◆ Task objective ◆
Print the data that follows, exactly and completely.

◆ Provided data ◆

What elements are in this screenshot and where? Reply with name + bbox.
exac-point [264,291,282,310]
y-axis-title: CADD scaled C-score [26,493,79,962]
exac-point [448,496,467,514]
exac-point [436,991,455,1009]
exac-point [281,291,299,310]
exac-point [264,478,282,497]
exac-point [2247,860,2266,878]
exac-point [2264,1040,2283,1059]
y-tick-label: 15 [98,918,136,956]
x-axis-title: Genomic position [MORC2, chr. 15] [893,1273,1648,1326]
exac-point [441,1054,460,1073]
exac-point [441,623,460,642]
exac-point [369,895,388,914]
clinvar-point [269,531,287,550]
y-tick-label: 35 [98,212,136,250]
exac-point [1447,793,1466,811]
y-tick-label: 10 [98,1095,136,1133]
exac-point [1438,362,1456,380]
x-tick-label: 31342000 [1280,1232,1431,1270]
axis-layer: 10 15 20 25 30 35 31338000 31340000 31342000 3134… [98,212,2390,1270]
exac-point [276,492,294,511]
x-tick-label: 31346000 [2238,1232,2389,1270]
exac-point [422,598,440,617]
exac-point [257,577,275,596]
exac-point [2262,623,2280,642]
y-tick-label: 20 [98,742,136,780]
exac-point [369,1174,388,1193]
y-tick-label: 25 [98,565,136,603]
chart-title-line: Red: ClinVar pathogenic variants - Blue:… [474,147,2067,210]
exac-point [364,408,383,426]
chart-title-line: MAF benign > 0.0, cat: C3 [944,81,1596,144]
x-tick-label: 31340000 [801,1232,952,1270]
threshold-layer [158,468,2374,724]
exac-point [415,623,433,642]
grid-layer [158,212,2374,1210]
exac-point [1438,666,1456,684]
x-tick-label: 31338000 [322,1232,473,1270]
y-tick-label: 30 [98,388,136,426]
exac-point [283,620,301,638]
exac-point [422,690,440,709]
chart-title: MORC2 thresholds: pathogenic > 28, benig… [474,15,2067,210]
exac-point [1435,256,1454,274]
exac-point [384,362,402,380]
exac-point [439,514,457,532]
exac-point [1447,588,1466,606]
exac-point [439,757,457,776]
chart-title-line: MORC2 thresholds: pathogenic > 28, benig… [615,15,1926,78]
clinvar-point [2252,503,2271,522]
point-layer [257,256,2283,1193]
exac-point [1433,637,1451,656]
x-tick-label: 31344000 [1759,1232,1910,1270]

◆ Answer section ◆
What elements are in this screenshot and where? Reply with name + bbox.
exac-point [264,291,282,310]
y-axis-title: CADD scaled C-score [26,493,79,962]
exac-point [448,496,467,514]
exac-point [436,991,455,1009]
exac-point [281,291,299,310]
exac-point [264,478,282,497]
exac-point [2247,860,2266,878]
exac-point [2264,1040,2283,1059]
y-tick-label: 15 [98,918,136,956]
x-axis-title: Genomic position [MORC2, chr. 15] [893,1273,1648,1326]
exac-point [441,1054,460,1073]
exac-point [441,623,460,642]
exac-point [369,895,388,914]
clinvar-point [269,531,287,550]
y-tick-label: 35 [98,212,136,250]
exac-point [1447,793,1466,811]
y-tick-label: 10 [98,1095,136,1133]
exac-point [1438,362,1456,380]
x-tick-label: 31342000 [1280,1232,1431,1270]
axis-layer: 10 15 20 25 30 35 31338000 31340000 31342000 3134… [98,212,2390,1270]
exac-point [276,492,294,511]
x-tick-label: 31346000 [2238,1232,2389,1270]
exac-point [422,598,440,617]
exac-point [257,577,275,596]
exac-point [2262,623,2280,642]
y-tick-label: 20 [98,742,136,780]
exac-point [369,1174,388,1193]
y-tick-label: 25 [98,565,136,603]
chart-title-line: Red: ClinVar pathogenic variants - Blue:… [474,147,2067,210]
exac-point [364,408,383,426]
chart-title-line: MAF benign > 0.0, cat: C3 [944,81,1596,144]
x-tick-label: 31340000 [801,1232,952,1270]
threshold-layer [158,468,2374,724]
exac-point [415,623,433,642]
grid-layer [158,212,2374,1210]
exac-point [1438,666,1456,684]
x-tick-label: 31338000 [322,1232,473,1270]
y-tick-label: 30 [98,388,136,426]
exac-point [283,620,301,638]
exac-point [422,690,440,709]
chart-title: MORC2 thresholds: pathogenic > 28, benig… [474,15,2067,210]
exac-point [1435,256,1454,274]
exac-point [384,362,402,380]
exac-point [439,514,457,532]
exac-point [1447,588,1466,606]
exac-point [439,757,457,776]
chart-title-line: MORC2 thresholds: pathogenic > 28, benig… [615,15,1926,78]
clinvar-point [2252,503,2271,522]
point-layer [257,256,2283,1193]
exac-point [1433,637,1451,656]
x-tick-label: 31344000 [1759,1232,1910,1270]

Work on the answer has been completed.